— START RECORDS PROVIDED —
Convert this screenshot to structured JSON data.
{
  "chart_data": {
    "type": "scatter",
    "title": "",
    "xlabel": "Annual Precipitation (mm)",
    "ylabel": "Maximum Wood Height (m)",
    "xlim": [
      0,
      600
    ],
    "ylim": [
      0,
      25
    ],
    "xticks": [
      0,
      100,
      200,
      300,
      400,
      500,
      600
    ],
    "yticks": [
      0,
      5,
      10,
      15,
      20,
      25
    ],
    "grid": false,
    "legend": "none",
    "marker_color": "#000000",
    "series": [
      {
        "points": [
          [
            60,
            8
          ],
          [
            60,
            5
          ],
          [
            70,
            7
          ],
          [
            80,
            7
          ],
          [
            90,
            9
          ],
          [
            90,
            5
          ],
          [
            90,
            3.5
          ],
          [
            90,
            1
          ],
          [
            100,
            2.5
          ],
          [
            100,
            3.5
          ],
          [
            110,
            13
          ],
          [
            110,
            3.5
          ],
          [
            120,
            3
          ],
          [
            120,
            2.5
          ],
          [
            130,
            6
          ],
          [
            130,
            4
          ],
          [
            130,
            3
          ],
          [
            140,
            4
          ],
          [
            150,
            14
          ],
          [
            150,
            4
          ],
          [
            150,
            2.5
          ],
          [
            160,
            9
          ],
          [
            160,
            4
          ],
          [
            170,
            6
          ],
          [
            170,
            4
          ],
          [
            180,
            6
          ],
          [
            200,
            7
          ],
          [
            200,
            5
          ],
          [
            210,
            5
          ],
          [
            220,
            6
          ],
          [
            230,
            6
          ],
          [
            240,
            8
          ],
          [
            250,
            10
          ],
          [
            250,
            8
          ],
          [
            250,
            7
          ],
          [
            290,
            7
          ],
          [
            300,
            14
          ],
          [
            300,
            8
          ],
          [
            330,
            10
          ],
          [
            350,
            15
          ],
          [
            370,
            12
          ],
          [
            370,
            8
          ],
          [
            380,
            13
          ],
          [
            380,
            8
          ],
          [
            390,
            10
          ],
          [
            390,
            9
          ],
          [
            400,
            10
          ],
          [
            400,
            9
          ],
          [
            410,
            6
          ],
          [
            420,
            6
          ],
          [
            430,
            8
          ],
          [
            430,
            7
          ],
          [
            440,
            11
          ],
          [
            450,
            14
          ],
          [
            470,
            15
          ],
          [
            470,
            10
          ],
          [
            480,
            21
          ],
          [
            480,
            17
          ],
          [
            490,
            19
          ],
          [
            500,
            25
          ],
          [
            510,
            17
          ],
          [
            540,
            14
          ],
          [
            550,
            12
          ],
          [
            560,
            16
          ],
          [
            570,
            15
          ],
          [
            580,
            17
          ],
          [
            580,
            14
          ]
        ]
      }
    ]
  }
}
— END RECORDS PROVIDED —
DIRECTION → Retype the material above, line by line, exactly.

THE OUTPUT →
Convert this screenshot to structured JSON data.
{
  "chart_data": {
    "type": "scatter",
    "title": "",
    "xlabel": "Annual Precipitation (mm)",
    "ylabel": "Maximum Wood Height (m)",
    "xlim": [
      0,
      600
    ],
    "ylim": [
      0,
      25
    ],
    "xticks": [
      0,
      100,
      200,
      300,
      400,
      500,
      600
    ],
    "yticks": [
      0,
      5,
      10,
      15,
      20,
      25
    ],
    "grid": false,
    "legend": "none",
    "marker_color": "#000000",
    "series": [
      {
        "points": [
          [
            60,
            8
          ],
          [
            60,
            5
          ],
          [
            70,
            7
          ],
          [
            80,
            7
          ],
          [
            90,
            9
          ],
          [
            90,
            5
          ],
          [
            90,
            3.5
          ],
          [
            90,
            1
          ],
          [
            100,
            2.5
          ],
          [
            100,
            3.5
          ],
          [
            110,
            13
          ],
          [
            110,
            3.5
          ],
          [
            120,
            3
          ],
          [
            120,
            2.5
          ],
          [
            130,
            6
          ],
          [
            130,
            4
          ],
          [
            130,
            3
          ],
          [
            140,
            4
          ],
          [
            150,
            14
          ],
          [
            150,
            4
          ],
          [
            150,
            2.5
          ],
          [
            160,
            9
          ],
          [
            160,
            4
          ],
          [
            170,
            6
          ],
          [
            170,
            4
          ],
          [
            180,
            6
          ],
          [
            200,
            7
          ],
          [
            200,
            5
          ],
          [
            210,
            5
          ],
          [
            220,
            6
          ],
          [
            230,
            6
          ],
          [
            240,
            8
          ],
          [
            250,
            10
          ],
          [
            250,
            8
          ],
          [
            250,
            7
          ],
          [
            290,
            7
          ],
          [
            300,
            14
          ],
          [
            300,
            8
          ],
          [
            330,
            10
          ],
          [
            350,
            15
          ],
          [
            370,
            12
          ],
          [
            370,
            8
          ],
          [
            380,
            13
          ],
          [
            380,
            8
          ],
          [
            390,
            10
          ],
          [
            390,
            9
          ],
          [
            400,
            10
          ],
          [
            400,
            9
          ],
          [
            410,
            6
          ],
          [
            420,
            6
          ],
          [
            430,
            8
          ],
          [
            430,
            7
          ],
          [
            440,
            11
          ],
          [
            450,
            14
          ],
          [
            470,
            15
          ],
          [
            470,
            10
          ],
          [
            480,
            21
          ],
          [
            480,
            17
          ],
          [
            490,
            19
          ],
          [
            500,
            25
          ],
          [
            510,
            17
          ],
          [
            540,
            14
          ],
          [
            550,
            12
          ],
          [
            560,
            16
          ],
          [
            570,
            15
          ],
          [
            580,
            17
          ],
          [
            580,
            14
          ]
        ]
      }
    ]
  }
}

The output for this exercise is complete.